* [Exercise directions]:
Reply with one number only: the count of lines below that contain the word "color".

** BEGIN Records shown **

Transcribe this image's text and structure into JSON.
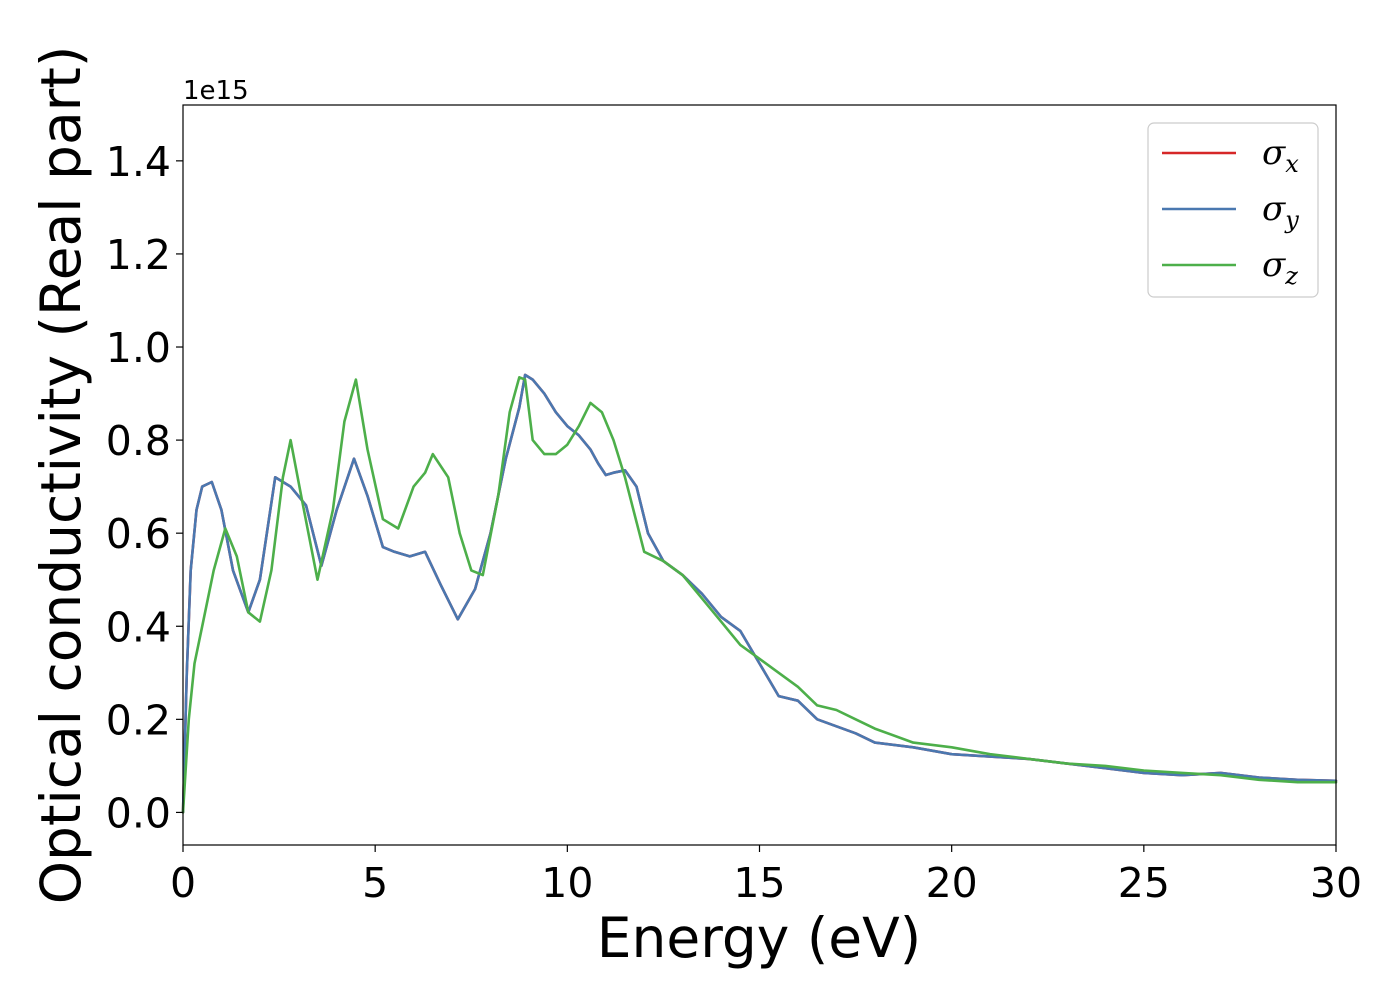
{
  "chart_data": {
    "type": "line",
    "title": "",
    "xlabel": "Energy (eV)",
    "ylabel": "Optical conductivity (Real part)",
    "y_offset_label": "1e15",
    "xlim": [
      0,
      30
    ],
    "ylim": [
      -0.07,
      1.52
    ],
    "xticks": [
      0,
      5,
      10,
      15,
      20,
      25,
      30
    ],
    "xtick_labels": [
      "0",
      "5",
      "10",
      "15",
      "20",
      "25",
      "30"
    ],
    "yticks": [
      0.0,
      0.2,
      0.4,
      0.6,
      0.8,
      1.0,
      1.2,
      1.4
    ],
    "ytick_labels": [
      "0.0",
      "0.2",
      "0.4",
      "0.6",
      "0.8",
      "1.0",
      "1.2",
      "1.4"
    ],
    "grid": false,
    "legend_position": "top-right",
    "series": [
      {
        "name": "σx",
        "legend_base": "σ",
        "legend_sub": "x",
        "color": "#d62728",
        "x": [
          0,
          0.1,
          0.2,
          0.35,
          0.5,
          0.75,
          1.0,
          1.3,
          1.7,
          2.0,
          2.4,
          2.8,
          3.2,
          3.6,
          4.0,
          4.45,
          4.8,
          5.2,
          5.5,
          5.9,
          6.3,
          6.7,
          7.15,
          7.6,
          8.0,
          8.4,
          8.75,
          8.9,
          9.1,
          9.4,
          9.7,
          10.0,
          10.3,
          10.6,
          10.8,
          11.0,
          11.2,
          11.5,
          11.8,
          12.1,
          12.5,
          13.0,
          13.5,
          14.0,
          14.5,
          15.0,
          15.5,
          16.0,
          16.5,
          17.0,
          17.5,
          18.0,
          19.0,
          20.0,
          21.0,
          22.0,
          23.0,
          24.0,
          25.0,
          26.0,
          27.0,
          28.0,
          29.0,
          30.0
        ],
        "y": [
          0.0,
          0.3,
          0.52,
          0.65,
          0.7,
          0.71,
          0.65,
          0.52,
          0.43,
          0.5,
          0.72,
          0.7,
          0.66,
          0.53,
          0.65,
          0.76,
          0.68,
          0.57,
          0.56,
          0.55,
          0.56,
          0.49,
          0.415,
          0.48,
          0.6,
          0.76,
          0.87,
          0.94,
          0.93,
          0.9,
          0.86,
          0.83,
          0.81,
          0.78,
          0.75,
          0.725,
          0.73,
          0.735,
          0.7,
          0.6,
          0.54,
          0.51,
          0.47,
          0.42,
          0.39,
          0.32,
          0.25,
          0.24,
          0.2,
          0.185,
          0.17,
          0.15,
          0.14,
          0.125,
          0.12,
          0.115,
          0.105,
          0.095,
          0.085,
          0.08,
          0.085,
          0.075,
          0.07,
          0.068
        ]
      },
      {
        "name": "σy",
        "legend_base": "σ",
        "legend_sub": "y",
        "color": "#4a78b0",
        "x": [
          0,
          0.1,
          0.2,
          0.35,
          0.5,
          0.75,
          1.0,
          1.3,
          1.7,
          2.0,
          2.4,
          2.8,
          3.2,
          3.6,
          4.0,
          4.45,
          4.8,
          5.2,
          5.5,
          5.9,
          6.3,
          6.7,
          7.15,
          7.6,
          8.0,
          8.4,
          8.75,
          8.9,
          9.1,
          9.4,
          9.7,
          10.0,
          10.3,
          10.6,
          10.8,
          11.0,
          11.2,
          11.5,
          11.8,
          12.1,
          12.5,
          13.0,
          13.5,
          14.0,
          14.5,
          15.0,
          15.5,
          16.0,
          16.5,
          17.0,
          17.5,
          18.0,
          19.0,
          20.0,
          21.0,
          22.0,
          23.0,
          24.0,
          25.0,
          26.0,
          27.0,
          28.0,
          29.0,
          30.0
        ],
        "y": [
          0.0,
          0.3,
          0.52,
          0.65,
          0.7,
          0.71,
          0.65,
          0.52,
          0.43,
          0.5,
          0.72,
          0.7,
          0.66,
          0.53,
          0.65,
          0.76,
          0.68,
          0.57,
          0.56,
          0.55,
          0.56,
          0.49,
          0.415,
          0.48,
          0.6,
          0.76,
          0.87,
          0.94,
          0.93,
          0.9,
          0.86,
          0.83,
          0.81,
          0.78,
          0.75,
          0.725,
          0.73,
          0.735,
          0.7,
          0.6,
          0.54,
          0.51,
          0.47,
          0.42,
          0.39,
          0.32,
          0.25,
          0.24,
          0.2,
          0.185,
          0.17,
          0.15,
          0.14,
          0.125,
          0.12,
          0.115,
          0.105,
          0.095,
          0.085,
          0.08,
          0.085,
          0.075,
          0.07,
          0.068
        ]
      },
      {
        "name": "σz",
        "legend_base": "σ",
        "legend_sub": "z",
        "color": "#4daf4a",
        "x": [
          0,
          0.15,
          0.3,
          0.5,
          0.8,
          1.1,
          1.4,
          1.7,
          2.0,
          2.3,
          2.6,
          2.8,
          3.1,
          3.5,
          3.9,
          4.2,
          4.5,
          4.8,
          5.2,
          5.6,
          6.0,
          6.3,
          6.5,
          6.9,
          7.2,
          7.5,
          7.8,
          8.2,
          8.5,
          8.75,
          8.9,
          9.1,
          9.4,
          9.7,
          10.0,
          10.3,
          10.6,
          10.9,
          11.2,
          11.5,
          12.0,
          12.5,
          13.0,
          13.5,
          14.0,
          14.5,
          15.0,
          15.5,
          16.0,
          16.5,
          17.0,
          17.5,
          18.0,
          19.0,
          20.0,
          21.0,
          22.0,
          23.0,
          24.0,
          25.0,
          26.0,
          27.0,
          28.0,
          29.0,
          30.0
        ],
        "y": [
          0.0,
          0.2,
          0.32,
          0.4,
          0.52,
          0.61,
          0.55,
          0.43,
          0.41,
          0.52,
          0.72,
          0.8,
          0.67,
          0.5,
          0.65,
          0.84,
          0.93,
          0.78,
          0.63,
          0.61,
          0.7,
          0.73,
          0.77,
          0.72,
          0.6,
          0.52,
          0.51,
          0.68,
          0.86,
          0.935,
          0.93,
          0.8,
          0.77,
          0.77,
          0.79,
          0.83,
          0.88,
          0.86,
          0.8,
          0.72,
          0.56,
          0.54,
          0.51,
          0.46,
          0.41,
          0.36,
          0.33,
          0.3,
          0.27,
          0.23,
          0.22,
          0.2,
          0.18,
          0.15,
          0.14,
          0.125,
          0.115,
          0.105,
          0.1,
          0.09,
          0.085,
          0.08,
          0.07,
          0.065,
          0.065
        ]
      }
    ]
  }
}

** END Records shown **

* [Solution for this problem]:
3